**JOB**
List each line of the data that holds the string "membres".

**DATA EXCERPTS**

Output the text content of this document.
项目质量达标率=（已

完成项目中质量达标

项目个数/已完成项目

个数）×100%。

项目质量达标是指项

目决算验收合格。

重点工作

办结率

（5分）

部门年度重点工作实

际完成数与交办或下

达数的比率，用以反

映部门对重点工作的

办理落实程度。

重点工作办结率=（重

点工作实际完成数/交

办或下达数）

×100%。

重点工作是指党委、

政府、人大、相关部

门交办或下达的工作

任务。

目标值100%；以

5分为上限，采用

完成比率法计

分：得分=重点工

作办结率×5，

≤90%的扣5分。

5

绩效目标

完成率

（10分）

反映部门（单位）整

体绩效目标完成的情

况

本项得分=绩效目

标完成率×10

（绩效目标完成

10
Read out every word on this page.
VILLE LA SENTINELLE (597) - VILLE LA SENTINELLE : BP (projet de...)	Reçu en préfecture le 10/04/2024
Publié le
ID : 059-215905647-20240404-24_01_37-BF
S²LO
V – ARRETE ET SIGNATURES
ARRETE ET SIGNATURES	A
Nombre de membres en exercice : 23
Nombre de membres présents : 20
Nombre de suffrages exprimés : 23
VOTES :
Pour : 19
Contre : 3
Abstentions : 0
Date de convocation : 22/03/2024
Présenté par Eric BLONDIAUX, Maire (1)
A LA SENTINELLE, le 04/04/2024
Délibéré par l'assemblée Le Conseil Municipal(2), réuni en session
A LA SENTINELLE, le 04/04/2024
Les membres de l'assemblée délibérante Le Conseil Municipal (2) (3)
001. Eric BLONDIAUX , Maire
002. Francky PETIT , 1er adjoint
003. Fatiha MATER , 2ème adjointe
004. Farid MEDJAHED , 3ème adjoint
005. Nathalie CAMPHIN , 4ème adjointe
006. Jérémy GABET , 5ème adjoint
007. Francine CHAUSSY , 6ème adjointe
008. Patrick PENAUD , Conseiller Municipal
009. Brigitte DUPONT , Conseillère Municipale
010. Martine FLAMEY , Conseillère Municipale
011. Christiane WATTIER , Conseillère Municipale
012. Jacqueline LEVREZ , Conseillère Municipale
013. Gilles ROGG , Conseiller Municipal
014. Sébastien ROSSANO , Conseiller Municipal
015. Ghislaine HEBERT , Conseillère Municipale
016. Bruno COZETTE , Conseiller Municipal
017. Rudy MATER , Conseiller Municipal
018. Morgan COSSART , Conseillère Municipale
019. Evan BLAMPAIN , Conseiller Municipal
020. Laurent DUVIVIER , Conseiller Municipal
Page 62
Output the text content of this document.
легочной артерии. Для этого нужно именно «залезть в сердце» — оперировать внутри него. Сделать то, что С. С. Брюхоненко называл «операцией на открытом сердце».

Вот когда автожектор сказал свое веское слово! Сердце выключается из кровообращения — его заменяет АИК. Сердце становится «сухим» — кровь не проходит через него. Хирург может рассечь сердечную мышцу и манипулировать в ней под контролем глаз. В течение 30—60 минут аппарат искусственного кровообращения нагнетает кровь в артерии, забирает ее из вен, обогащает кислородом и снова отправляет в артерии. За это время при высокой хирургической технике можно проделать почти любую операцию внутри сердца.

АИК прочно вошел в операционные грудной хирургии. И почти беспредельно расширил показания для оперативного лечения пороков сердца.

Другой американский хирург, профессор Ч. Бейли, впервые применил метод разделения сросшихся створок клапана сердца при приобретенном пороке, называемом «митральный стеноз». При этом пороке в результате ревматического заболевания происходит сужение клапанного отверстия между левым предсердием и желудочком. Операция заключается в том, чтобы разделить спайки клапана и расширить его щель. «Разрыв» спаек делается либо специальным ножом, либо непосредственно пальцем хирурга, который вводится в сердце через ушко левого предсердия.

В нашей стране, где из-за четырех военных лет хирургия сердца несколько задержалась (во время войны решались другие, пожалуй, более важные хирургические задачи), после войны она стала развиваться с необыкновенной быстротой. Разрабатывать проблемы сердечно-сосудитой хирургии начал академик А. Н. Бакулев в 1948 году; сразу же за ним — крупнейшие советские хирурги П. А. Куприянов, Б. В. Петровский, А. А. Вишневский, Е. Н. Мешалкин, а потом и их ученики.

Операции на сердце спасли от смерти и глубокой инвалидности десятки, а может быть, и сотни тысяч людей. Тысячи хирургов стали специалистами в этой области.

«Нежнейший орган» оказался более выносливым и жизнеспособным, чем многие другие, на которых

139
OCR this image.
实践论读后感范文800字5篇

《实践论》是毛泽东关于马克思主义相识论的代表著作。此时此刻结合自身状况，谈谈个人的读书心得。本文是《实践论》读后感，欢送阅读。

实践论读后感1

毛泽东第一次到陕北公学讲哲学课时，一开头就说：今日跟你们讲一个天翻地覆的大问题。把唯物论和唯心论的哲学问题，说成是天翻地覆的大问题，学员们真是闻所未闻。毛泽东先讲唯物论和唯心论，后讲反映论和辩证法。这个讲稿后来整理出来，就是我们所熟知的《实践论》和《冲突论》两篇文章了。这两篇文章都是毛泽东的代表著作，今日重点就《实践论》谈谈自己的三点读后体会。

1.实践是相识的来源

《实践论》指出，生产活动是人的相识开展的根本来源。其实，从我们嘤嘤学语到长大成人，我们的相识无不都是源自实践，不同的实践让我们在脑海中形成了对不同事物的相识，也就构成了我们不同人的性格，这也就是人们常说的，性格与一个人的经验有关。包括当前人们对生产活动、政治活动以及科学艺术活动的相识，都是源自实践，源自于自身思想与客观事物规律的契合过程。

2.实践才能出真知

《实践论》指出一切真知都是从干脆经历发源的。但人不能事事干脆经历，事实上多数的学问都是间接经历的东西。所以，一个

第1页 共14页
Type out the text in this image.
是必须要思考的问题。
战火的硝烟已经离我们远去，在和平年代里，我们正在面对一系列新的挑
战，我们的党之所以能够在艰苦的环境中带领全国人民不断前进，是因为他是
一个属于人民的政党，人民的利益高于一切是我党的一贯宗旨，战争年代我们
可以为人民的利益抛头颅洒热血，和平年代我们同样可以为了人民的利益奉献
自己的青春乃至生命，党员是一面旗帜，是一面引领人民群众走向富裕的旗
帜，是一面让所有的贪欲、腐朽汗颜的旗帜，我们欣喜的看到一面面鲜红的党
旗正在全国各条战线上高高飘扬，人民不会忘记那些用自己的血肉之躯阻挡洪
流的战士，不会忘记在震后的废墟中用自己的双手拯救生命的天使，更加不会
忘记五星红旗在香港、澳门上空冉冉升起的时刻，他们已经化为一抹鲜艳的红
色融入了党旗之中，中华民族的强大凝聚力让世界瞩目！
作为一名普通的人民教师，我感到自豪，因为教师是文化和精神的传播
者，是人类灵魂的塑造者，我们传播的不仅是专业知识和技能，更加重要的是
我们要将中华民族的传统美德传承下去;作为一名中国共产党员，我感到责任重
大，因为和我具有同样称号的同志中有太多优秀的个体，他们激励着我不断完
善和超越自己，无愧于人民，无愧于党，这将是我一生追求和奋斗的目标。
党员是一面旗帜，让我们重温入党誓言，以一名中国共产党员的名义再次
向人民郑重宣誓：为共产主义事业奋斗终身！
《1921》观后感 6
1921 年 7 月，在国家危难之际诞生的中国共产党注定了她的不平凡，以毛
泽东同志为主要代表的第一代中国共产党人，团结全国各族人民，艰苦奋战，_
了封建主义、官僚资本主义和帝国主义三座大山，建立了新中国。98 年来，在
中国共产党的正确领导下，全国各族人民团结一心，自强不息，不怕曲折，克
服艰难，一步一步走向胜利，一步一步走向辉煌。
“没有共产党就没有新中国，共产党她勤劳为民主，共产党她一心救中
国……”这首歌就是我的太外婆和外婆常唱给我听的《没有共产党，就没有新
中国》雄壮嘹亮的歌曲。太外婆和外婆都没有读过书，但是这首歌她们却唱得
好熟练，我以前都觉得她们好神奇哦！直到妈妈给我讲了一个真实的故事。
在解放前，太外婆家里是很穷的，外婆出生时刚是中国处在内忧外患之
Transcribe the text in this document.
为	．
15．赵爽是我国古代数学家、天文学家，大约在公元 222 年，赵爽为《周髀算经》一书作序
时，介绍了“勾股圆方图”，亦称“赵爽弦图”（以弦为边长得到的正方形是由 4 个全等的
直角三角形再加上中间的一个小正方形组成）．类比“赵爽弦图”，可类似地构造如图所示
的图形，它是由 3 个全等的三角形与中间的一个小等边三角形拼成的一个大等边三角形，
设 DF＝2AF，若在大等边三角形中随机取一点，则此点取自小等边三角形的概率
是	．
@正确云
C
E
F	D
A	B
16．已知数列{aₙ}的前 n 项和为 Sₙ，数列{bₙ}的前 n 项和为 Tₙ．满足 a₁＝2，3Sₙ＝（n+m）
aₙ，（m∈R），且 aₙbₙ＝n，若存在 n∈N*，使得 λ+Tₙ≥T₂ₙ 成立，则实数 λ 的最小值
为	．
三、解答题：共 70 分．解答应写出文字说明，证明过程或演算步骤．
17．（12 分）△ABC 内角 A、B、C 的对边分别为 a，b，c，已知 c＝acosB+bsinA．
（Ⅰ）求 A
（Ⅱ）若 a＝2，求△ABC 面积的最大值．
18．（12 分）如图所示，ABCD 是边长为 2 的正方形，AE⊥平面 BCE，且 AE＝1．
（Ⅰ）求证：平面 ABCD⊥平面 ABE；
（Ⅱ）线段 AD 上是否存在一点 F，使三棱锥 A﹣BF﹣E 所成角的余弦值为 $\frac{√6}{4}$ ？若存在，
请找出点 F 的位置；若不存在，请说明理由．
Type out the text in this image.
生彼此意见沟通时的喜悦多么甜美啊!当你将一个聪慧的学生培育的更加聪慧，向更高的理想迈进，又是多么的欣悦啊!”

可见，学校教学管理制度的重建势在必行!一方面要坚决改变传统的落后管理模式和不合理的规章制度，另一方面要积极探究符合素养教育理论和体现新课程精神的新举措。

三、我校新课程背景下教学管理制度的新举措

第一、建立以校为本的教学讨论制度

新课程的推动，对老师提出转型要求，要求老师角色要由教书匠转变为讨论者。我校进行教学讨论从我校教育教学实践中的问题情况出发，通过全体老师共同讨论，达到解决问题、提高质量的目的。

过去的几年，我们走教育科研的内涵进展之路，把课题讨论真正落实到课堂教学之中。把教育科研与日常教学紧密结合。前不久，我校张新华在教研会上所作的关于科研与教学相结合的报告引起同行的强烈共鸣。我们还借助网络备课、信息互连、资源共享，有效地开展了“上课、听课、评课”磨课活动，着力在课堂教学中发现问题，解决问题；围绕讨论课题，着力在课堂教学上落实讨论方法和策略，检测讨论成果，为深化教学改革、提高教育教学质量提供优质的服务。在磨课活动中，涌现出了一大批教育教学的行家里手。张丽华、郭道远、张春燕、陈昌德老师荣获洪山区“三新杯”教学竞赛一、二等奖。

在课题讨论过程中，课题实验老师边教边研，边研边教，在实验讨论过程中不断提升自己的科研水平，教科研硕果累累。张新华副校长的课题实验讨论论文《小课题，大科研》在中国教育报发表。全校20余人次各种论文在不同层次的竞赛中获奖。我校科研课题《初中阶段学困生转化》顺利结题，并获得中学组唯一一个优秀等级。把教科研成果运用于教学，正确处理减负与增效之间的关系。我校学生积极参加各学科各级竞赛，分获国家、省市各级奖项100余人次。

**SOLUTION BELOW**
Nombre de membres en exercice : 23
Nombre de membres présents : 20
Les membres de l'assemblée délibérante Le Conseil Municipal (2) (3)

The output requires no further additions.